- [GIVEN TASK]
Extract the full listing below without altering a single character.
------ RECORDS SUPPLIED ------
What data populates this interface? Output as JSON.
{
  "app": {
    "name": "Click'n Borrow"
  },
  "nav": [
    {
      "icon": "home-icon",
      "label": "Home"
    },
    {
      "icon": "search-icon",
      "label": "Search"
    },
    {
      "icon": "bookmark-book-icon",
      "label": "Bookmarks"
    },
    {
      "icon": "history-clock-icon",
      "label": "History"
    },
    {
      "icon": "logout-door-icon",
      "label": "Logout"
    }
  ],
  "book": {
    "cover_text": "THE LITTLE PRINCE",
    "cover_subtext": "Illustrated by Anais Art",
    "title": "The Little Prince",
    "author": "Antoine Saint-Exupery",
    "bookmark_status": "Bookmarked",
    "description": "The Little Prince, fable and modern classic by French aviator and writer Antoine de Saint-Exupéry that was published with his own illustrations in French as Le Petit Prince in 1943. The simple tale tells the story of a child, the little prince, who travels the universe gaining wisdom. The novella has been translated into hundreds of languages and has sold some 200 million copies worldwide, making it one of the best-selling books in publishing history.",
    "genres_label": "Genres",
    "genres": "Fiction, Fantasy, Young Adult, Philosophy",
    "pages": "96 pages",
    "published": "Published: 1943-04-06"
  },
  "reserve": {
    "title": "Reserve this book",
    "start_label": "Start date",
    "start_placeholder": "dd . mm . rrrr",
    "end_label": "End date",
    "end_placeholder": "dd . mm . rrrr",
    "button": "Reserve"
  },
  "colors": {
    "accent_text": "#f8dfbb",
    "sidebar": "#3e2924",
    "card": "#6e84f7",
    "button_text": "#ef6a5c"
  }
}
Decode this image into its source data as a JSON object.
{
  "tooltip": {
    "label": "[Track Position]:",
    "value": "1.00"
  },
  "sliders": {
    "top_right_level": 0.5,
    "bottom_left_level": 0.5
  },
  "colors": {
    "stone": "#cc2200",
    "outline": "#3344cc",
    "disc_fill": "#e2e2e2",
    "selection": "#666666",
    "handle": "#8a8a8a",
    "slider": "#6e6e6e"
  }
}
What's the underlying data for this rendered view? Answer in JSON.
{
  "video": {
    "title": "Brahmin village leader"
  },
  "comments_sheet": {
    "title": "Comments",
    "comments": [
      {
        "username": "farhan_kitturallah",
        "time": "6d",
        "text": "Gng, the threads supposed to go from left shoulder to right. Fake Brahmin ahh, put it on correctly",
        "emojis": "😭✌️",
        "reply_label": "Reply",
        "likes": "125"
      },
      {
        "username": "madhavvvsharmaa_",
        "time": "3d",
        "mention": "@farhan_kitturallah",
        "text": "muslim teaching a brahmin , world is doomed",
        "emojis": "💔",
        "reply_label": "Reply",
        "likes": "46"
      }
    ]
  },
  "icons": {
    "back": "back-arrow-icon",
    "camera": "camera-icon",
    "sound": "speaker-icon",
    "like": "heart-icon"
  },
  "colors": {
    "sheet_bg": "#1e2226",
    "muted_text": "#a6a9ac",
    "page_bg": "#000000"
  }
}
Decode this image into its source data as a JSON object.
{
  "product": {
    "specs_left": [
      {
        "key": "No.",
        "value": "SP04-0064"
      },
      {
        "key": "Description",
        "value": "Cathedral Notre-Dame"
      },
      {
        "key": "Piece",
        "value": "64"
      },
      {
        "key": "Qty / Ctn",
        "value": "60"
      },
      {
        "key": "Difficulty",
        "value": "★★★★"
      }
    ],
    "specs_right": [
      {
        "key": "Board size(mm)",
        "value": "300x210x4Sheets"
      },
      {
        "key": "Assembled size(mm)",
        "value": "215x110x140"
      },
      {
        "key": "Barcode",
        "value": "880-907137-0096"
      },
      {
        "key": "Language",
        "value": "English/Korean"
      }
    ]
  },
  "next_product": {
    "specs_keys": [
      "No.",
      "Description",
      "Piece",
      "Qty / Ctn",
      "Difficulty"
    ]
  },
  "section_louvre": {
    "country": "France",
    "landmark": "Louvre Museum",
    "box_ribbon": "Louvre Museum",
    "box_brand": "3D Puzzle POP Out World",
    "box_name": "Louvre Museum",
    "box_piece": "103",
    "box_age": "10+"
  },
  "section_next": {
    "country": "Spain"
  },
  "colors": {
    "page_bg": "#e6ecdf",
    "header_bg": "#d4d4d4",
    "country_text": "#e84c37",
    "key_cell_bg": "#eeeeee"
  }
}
------
- [FINISHED EXERCISE]
What data populates this interface? Output as JSON.
{
  "app": {
    "name": "Click'n Borrow"
  },
  "nav": [
    {
      "icon": "home-icon",
      "label": "Home"
    },
    {
      "icon": "search-icon",
      "label": "Search"
    },
    {
      "icon": "bookmark-book-icon",
      "label": "Bookmarks"
    },
    {
      "icon": "history-clock-icon",
      "label": "History"
    },
    {
      "icon": "logout-door-icon",
      "label": "Logout"
    }
  ],
  "book": {
    "cover_text": "THE LITTLE PRINCE",
    "cover_subtext": "Illustrated by Anais Art",
    "title": "The Little Prince",
    "author": "Antoine Saint-Exupery",
    "bookmark_status": "Bookmarked",
    "description": "The Little Prince, fable and modern classic by French aviator and writer Antoine de Saint-Exupéry that was published with his own illustrations in French as Le Petit Prince in 1943. The simple tale tells the story of a child, the little prince, who travels the universe gaining wisdom. The novella has been translated into hundreds of languages and has sold some 200 million copies worldwide, making it one of the best-selling books in publishing history.",
    "genres_label": "Genres",
    "genres": "Fiction, Fantasy, Young Adult, Philosophy",
    "pages": "96 pages",
    "published": "Published: 1943-04-06"
  },
  "reserve": {
    "title": "Reserve this book",
    "start_label": "Start date",
    "start_placeholder": "dd . mm . rrrr",
    "end_label": "End date",
    "end_placeholder": "dd . mm . rrrr",
    "button": "Reserve"
  },
  "colors": {
    "accent_text": "#f8dfbb",
    "sidebar": "#3e2924",
    "card": "#6e84f7",
    "button_text": "#ef6a5c"
  }
}
Decode this image into its source data as a JSON object.
{
  "tooltip": {
    "label": "[Track Position]:",
    "value": "1.00"
  },
  "sliders": {
    "top_right_level": 0.5,
    "bottom_left_level": 0.5
  },
  "colors": {
    "stone": "#cc2200",
    "outline": "#3344cc",
    "disc_fill": "#e2e2e2",
    "selection": "#666666",
    "handle": "#8a8a8a",
    "slider": "#6e6e6e"
  }
}
What's the underlying data for this rendered view? Answer in JSON.
{
  "video": {
    "title": "Brahmin village leader"
  },
  "comments_sheet": {
    "title": "Comments",
    "comments": [
      {
        "username": "farhan_kitturallah",
        "time": "6d",
        "text": "Gng, the threads supposed to go from left shoulder to right. Fake Brahmin ahh, put it on correctly",
        "emojis": "😭✌️",
        "reply_label": "Reply",
        "likes": "125"
      },
      {
        "username": "madhavvvsharmaa_",
        "time": "3d",
        "mention": "@farhan_kitturallah",
        "text": "muslim teaching a brahmin , world is doomed",
        "emojis": "💔",
        "reply_label": "Reply",
        "likes": "46"
      }
    ]
  },
  "icons": {
    "back": "back-arrow-icon",
    "camera": "camera-icon",
    "sound": "speaker-icon",
    "like": "heart-icon"
  },
  "colors": {
    "sheet_bg": "#1e2226",
    "muted_text": "#a6a9ac",
    "page_bg": "#000000"
  }
}
Decode this image into its source data as a JSON object.
{
  "product": {
    "specs_left": [
      {
        "key": "No.",
        "value": "SP04-0064"
      },
      {
        "key": "Description",
        "value": "Cathedral Notre-Dame"
      },
      {
        "key": "Piece",
        "value": "64"
      },
      {
        "key": "Qty / Ctn",
        "value": "60"
      },
      {
        "key": "Difficulty",
        "value": "★★★★"
      }
    ],
    "specs_right": [
      {
        "key": "Board size(mm)",
        "value": "300x210x4Sheets"
      },
      {
        "key": "Assembled size(mm)",
        "value": "215x110x140"
      },
      {
        "key": "Barcode",
        "value": "880-907137-0096"
      },
      {
        "key": "Language",
        "value": "English/Korean"
      }
    ]
  },
  "next_product": {
    "specs_keys": [
      "No.",
      "Description",
      "Piece",
      "Qty / Ctn",
      "Difficulty"
    ]
  },
  "section_louvre": {
    "country": "France",
    "landmark": "Louvre Museum",
    "box_ribbon": "Louvre Museum",
    "box_brand": "3D Puzzle POP Out World",
    "box_name": "Louvre Museum",
    "box_piece": "103",
    "box_age": "10+"
  },
  "section_next": {
    "country": "Spain"
  },
  "colors": {
    "page_bg": "#e6ecdf",
    "header_bg": "#d4d4d4",
    "country_text": "#e84c37",
    "key_cell_bg": "#eeeeee"
  }
}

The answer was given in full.